All the data should come back exactly as it was given.

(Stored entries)

# # # # #

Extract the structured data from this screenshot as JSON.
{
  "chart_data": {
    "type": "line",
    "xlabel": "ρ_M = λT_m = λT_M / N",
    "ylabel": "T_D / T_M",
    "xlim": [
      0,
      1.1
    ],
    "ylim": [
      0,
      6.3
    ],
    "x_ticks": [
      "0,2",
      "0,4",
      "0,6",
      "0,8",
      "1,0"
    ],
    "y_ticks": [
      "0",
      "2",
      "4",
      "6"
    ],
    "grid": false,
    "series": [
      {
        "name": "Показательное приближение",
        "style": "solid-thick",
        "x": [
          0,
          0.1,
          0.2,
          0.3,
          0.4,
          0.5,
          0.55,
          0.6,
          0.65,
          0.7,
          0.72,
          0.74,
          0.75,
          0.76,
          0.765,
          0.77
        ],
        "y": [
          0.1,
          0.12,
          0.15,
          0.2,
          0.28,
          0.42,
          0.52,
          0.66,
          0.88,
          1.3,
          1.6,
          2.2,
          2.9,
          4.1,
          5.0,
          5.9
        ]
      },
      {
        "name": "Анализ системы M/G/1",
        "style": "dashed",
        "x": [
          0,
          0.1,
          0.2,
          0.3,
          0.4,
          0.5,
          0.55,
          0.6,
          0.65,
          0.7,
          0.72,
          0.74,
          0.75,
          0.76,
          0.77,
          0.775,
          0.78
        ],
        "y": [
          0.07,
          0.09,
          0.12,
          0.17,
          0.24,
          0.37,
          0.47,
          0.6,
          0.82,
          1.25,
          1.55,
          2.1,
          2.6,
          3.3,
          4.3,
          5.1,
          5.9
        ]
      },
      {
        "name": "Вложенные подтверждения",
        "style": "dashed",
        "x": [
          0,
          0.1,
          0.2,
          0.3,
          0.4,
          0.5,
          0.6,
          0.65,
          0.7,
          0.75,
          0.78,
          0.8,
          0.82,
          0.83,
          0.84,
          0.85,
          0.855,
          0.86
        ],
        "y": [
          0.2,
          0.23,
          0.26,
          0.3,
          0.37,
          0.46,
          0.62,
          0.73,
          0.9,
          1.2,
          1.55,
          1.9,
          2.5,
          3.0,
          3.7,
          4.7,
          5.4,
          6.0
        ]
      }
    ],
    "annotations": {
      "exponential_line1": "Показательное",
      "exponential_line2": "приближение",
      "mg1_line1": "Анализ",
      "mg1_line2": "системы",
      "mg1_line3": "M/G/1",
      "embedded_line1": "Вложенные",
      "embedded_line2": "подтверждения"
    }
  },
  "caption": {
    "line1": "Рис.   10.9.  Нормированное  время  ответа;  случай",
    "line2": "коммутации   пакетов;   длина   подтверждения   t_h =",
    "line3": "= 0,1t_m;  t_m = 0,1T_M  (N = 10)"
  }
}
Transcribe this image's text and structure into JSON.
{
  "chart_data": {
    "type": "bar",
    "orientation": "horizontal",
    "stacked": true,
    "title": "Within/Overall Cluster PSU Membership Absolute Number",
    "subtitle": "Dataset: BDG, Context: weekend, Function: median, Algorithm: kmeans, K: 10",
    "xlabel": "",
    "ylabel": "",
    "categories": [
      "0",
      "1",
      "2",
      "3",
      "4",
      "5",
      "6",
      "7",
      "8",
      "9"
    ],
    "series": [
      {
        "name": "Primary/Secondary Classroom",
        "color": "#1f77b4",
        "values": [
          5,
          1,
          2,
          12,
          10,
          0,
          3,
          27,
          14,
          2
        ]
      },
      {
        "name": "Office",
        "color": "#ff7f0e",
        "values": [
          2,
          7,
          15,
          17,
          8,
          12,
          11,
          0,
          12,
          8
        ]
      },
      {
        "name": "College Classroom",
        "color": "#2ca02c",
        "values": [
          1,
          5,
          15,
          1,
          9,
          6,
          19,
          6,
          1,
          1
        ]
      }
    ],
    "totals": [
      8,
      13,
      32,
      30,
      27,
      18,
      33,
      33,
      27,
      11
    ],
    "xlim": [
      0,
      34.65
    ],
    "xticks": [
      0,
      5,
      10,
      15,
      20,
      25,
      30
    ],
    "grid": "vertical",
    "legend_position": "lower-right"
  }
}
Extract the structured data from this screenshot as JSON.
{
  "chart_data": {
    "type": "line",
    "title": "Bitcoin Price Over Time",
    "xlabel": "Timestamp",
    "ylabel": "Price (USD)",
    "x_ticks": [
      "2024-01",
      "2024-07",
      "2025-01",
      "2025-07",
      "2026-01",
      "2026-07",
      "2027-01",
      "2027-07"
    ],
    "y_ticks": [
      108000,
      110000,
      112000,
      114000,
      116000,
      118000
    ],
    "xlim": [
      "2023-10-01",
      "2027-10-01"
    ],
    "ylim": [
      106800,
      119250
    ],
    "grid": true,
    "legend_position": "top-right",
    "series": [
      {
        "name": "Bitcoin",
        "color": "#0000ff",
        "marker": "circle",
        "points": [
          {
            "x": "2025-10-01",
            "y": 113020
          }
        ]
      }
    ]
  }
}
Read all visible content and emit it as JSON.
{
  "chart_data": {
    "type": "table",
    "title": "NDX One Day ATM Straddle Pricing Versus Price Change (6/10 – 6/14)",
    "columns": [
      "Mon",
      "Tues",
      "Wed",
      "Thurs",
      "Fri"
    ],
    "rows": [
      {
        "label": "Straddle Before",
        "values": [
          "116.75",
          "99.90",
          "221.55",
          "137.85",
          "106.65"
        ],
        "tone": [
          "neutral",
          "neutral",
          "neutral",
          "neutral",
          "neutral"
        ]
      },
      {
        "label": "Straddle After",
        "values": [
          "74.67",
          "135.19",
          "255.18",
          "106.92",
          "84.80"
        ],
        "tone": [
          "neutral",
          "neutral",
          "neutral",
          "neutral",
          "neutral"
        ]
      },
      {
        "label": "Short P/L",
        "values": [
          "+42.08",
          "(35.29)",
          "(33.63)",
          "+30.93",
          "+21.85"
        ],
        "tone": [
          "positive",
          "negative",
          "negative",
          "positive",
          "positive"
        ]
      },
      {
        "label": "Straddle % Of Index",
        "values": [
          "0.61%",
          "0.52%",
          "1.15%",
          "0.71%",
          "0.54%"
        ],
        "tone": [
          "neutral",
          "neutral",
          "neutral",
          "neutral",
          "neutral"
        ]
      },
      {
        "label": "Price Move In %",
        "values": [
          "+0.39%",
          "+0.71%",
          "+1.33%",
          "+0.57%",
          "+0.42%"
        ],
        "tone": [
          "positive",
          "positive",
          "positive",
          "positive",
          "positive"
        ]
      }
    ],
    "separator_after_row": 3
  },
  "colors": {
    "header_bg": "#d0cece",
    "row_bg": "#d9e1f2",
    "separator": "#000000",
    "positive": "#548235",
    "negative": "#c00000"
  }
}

# # # # #

**The output:**
Extract the structured data from this screenshot as JSON.
{
  "chart_data": {
    "type": "line",
    "xlabel": "ρ_M = λT_m = λT_M / N",
    "ylabel": "T_D / T_M",
    "xlim": [
      0,
      1.1
    ],
    "ylim": [
      0,
      6.3
    ],
    "x_ticks": [
      "0,2",
      "0,4",
      "0,6",
      "0,8",
      "1,0"
    ],
    "y_ticks": [
      "0",
      "2",
      "4",
      "6"
    ],
    "grid": false,
    "series": [
      {
        "name": "Показательное приближение",
        "style": "solid-thick",
        "x": [
          0,
          0.1,
          0.2,
          0.3,
          0.4,
          0.5,
          0.55,
          0.6,
          0.65,
          0.7,
          0.72,
          0.74,
          0.75,
          0.76,
          0.765,
          0.77
        ],
        "y": [
          0.1,
          0.12,
          0.15,
          0.2,
          0.28,
          0.42,
          0.52,
          0.66,
          0.88,
          1.3,
          1.6,
          2.2,
          2.9,
          4.1,
          5.0,
          5.9
        ]
      },
      {
        "name": "Анализ системы M/G/1",
        "style": "dashed",
        "x": [
          0,
          0.1,
          0.2,
          0.3,
          0.4,
          0.5,
          0.55,
          0.6,
          0.65,
          0.7,
          0.72,
          0.74,
          0.75,
          0.76,
          0.77,
          0.775,
          0.78
        ],
        "y": [
          0.07,
          0.09,
          0.12,
          0.17,
          0.24,
          0.37,
          0.47,
          0.6,
          0.82,
          1.25,
          1.55,
          2.1,
          2.6,
          3.3,
          4.3,
          5.1,
          5.9
        ]
      },
      {
        "name": "Вложенные подтверждения",
        "style": "dashed",
        "x": [
          0,
          0.1,
          0.2,
          0.3,
          0.4,
          0.5,
          0.6,
          0.65,
          0.7,
          0.75,
          0.78,
          0.8,
          0.82,
          0.83,
          0.84,
          0.85,
          0.855,
          0.86
        ],
        "y": [
          0.2,
          0.23,
          0.26,
          0.3,
          0.37,
          0.46,
          0.62,
          0.73,
          0.9,
          1.2,
          1.55,
          1.9,
          2.5,
          3.0,
          3.7,
          4.7,
          5.4,
          6.0
        ]
      }
    ],
    "annotations": {
      "exponential_line1": "Показательное",
      "exponential_line2": "приближение",
      "mg1_line1": "Анализ",
      "mg1_line2": "системы",
      "mg1_line3": "M/G/1",
      "embedded_line1": "Вложенные",
      "embedded_line2": "подтверждения"
    }
  },
  "caption": {
    "line1": "Рис.   10.9.  Нормированное  время  ответа;  случай",
    "line2": "коммутации   пакетов;   длина   подтверждения   t_h =",
    "line3": "= 0,1t_m;  t_m = 0,1T_M  (N = 10)"
  }
}
Transcribe this image's text and structure into JSON.
{
  "chart_data": {
    "type": "bar",
    "orientation": "horizontal",
    "stacked": true,
    "title": "Within/Overall Cluster PSU Membership Absolute Number",
    "subtitle": "Dataset: BDG, Context: weekend, Function: median, Algorithm: kmeans, K: 10",
    "xlabel": "",
    "ylabel": "",
    "categories": [
      "0",
      "1",
      "2",
      "3",
      "4",
      "5",
      "6",
      "7",
      "8",
      "9"
    ],
    "series": [
      {
        "name": "Primary/Secondary Classroom",
        "color": "#1f77b4",
        "values": [
          5,
          1,
          2,
          12,
          10,
          0,
          3,
          27,
          14,
          2
        ]
      },
      {
        "name": "Office",
        "color": "#ff7f0e",
        "values": [
          2,
          7,
          15,
          17,
          8,
          12,
          11,
          0,
          12,
          8
        ]
      },
      {
        "name": "College Classroom",
        "color": "#2ca02c",
        "values": [
          1,
          5,
          15,
          1,
          9,
          6,
          19,
          6,
          1,
          1
        ]
      }
    ],
    "totals": [
      8,
      13,
      32,
      30,
      27,
      18,
      33,
      33,
      27,
      11
    ],
    "xlim": [
      0,
      34.65
    ],
    "xticks": [
      0,
      5,
      10,
      15,
      20,
      25,
      30
    ],
    "grid": "vertical",
    "legend_position": "lower-right"
  }
}
Extract the structured data from this screenshot as JSON.
{
  "chart_data": {
    "type": "line",
    "title": "Bitcoin Price Over Time",
    "xlabel": "Timestamp",
    "ylabel": "Price (USD)",
    "x_ticks": [
      "2024-01",
      "2024-07",
      "2025-01",
      "2025-07",
      "2026-01",
      "2026-07",
      "2027-01",
      "2027-07"
    ],
    "y_ticks": [
      108000,
      110000,
      112000,
      114000,
      116000,
      118000
    ],
    "xlim": [
      "2023-10-01",
      "2027-10-01"
    ],
    "ylim": [
      106800,
      119250
    ],
    "grid": true,
    "legend_position": "top-right",
    "series": [
      {
        "name": "Bitcoin",
        "color": "#0000ff",
        "marker": "circle",
        "points": [
          {
            "x": "2025-10-01",
            "y": 113020
          }
        ]
      }
    ]
  }
}
Read all visible content and emit it as JSON.
{
  "chart_data": {
    "type": "table",
    "title": "NDX One Day ATM Straddle Pricing Versus Price Change (6/10 – 6/14)",
    "columns": [
      "Mon",
      "Tues",
      "Wed",
      "Thurs",
      "Fri"
    ],
    "rows": [
      {
        "label": "Straddle Before",
        "values": [
          "116.75",
          "99.90",
          "221.55",
          "137.85",
          "106.65"
        ],
        "tone": [
          "neutral",
          "neutral",
          "neutral",
          "neutral",
          "neutral"
        ]
      },
      {
        "label": "Straddle After",
        "values": [
          "74.67",
          "135.19",
          "255.18",
          "106.92",
          "84.80"
        ],
        "tone": [
          "neutral",
          "neutral",
          "neutral",
          "neutral",
          "neutral"
        ]
      },
      {
        "label": "Short P/L",
        "values": [
          "+42.08",
          "(35.29)",
          "(33.63)",
          "+30.93",
          "+21.85"
        ],
        "tone": [
          "positive",
          "negative",
          "negative",
          "positive",
          "positive"
        ]
      },
      {
        "label": "Straddle % Of Index",
        "values": [
          "0.61%",
          "0.52%",
          "1.15%",
          "0.71%",
          "0.54%"
        ],
        "tone": [
          "neutral",
          "neutral",
          "neutral",
          "neutral",
          "neutral"
        ]
      },
      {
        "label": "Price Move In %",
        "values": [
          "+0.39%",
          "+0.71%",
          "+1.33%",
          "+0.57%",
          "+0.42%"
        ],
        "tone": [
          "positive",
          "positive",
          "positive",
          "positive",
          "positive"
        ]
      }
    ],
    "separator_after_row": 3
  },
  "colors": {
    "header_bg": "#d0cece",
    "row_bg": "#d9e1f2",
    "separator": "#000000",
    "positive": "#548235",
    "negative": "#c00000"
  }
}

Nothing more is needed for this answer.